Task description
Each record below should appear again exactly as written.

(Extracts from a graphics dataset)
--- BEGIN ---
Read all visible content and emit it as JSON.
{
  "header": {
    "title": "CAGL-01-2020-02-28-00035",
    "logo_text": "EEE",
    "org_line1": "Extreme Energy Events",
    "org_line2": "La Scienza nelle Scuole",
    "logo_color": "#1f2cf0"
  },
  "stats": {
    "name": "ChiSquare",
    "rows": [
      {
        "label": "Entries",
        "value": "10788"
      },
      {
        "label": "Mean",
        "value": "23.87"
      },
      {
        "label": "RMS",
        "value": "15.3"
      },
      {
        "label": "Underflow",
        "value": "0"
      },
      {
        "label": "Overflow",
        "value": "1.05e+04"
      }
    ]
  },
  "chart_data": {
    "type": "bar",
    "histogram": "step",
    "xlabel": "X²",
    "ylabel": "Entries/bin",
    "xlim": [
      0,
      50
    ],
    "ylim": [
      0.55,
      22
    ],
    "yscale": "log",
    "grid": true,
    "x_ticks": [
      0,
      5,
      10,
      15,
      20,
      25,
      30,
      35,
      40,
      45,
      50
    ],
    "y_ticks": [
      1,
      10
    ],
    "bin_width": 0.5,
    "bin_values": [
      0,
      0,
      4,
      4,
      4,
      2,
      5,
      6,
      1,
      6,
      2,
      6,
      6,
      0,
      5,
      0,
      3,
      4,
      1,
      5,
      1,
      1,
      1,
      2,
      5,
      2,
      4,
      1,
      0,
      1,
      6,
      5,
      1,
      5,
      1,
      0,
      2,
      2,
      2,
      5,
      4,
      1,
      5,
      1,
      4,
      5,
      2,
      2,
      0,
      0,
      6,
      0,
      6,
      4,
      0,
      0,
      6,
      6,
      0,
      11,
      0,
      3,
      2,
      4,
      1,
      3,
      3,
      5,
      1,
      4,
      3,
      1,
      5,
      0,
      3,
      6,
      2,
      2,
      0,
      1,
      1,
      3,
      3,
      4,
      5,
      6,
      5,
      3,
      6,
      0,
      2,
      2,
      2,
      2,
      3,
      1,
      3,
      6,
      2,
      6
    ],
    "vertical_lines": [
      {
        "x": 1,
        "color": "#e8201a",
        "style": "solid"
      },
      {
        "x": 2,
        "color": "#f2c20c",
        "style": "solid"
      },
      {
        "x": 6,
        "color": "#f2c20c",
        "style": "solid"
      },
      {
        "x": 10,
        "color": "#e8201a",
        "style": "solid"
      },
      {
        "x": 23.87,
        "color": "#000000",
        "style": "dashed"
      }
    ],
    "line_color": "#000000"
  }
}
--- END ---
Answer to this exercise
Read all visible content and emit it as JSON.
{
  "header": {
    "title": "CAGL-01-2020-02-28-00035",
    "logo_text": "EEE",
    "org_line1": "Extreme Energy Events",
    "org_line2": "La Scienza nelle Scuole",
    "logo_color": "#1f2cf0"
  },
  "stats": {
    "name": "ChiSquare",
    "rows": [
      {
        "label": "Entries",
        "value": "10788"
      },
      {
        "label": "Mean",
        "value": "23.87"
      },
      {
        "label": "RMS",
        "value": "15.3"
      },
      {
        "label": "Underflow",
        "value": "0"
      },
      {
        "label": "Overflow",
        "value": "1.05e+04"
      }
    ]
  },
  "chart_data": {
    "type": "bar",
    "histogram": "step",
    "xlabel": "X²",
    "ylabel": "Entries/bin",
    "xlim": [
      0,
      50
    ],
    "ylim": [
      0.55,
      22
    ],
    "yscale": "log",
    "grid": true,
    "x_ticks": [
      0,
      5,
      10,
      15,
      20,
      25,
      30,
      35,
      40,
      45,
      50
    ],
    "y_ticks": [
      1,
      10
    ],
    "bin_width": 0.5,
    "bin_values": [
      0,
      0,
      4,
      4,
      4,
      2,
      5,
      6,
      1,
      6,
      2,
      6,
      6,
      0,
      5,
      0,
      3,
      4,
      1,
      5,
      1,
      1,
      1,
      2,
      5,
      2,
      4,
      1,
      0,
      1,
      6,
      5,
      1,
      5,
      1,
      0,
      2,
      2,
      2,
      5,
      4,
      1,
      5,
      1,
      4,
      5,
      2,
      2,
      0,
      0,
      6,
      0,
      6,
      4,
      0,
      0,
      6,
      6,
      0,
      11,
      0,
      3,
      2,
      4,
      1,
      3,
      3,
      5,
      1,
      4,
      3,
      1,
      5,
      0,
      3,
      6,
      2,
      2,
      0,
      1,
      1,
      3,
      3,
      4,
      5,
      6,
      5,
      3,
      6,
      0,
      2,
      2,
      2,
      2,
      3,
      1,
      3,
      6,
      2,
      6
    ],
    "vertical_lines": [
      {
        "x": 1,
        "color": "#e8201a",
        "style": "solid"
      },
      {
        "x": 2,
        "color": "#f2c20c",
        "style": "solid"
      },
      {
        "x": 6,
        "color": "#f2c20c",
        "style": "solid"
      },
      {
        "x": 10,
        "color": "#e8201a",
        "style": "solid"
      },
      {
        "x": 23.87,
        "color": "#000000",
        "style": "dashed"
      }
    ],
    "line_color": "#000000"
  }
}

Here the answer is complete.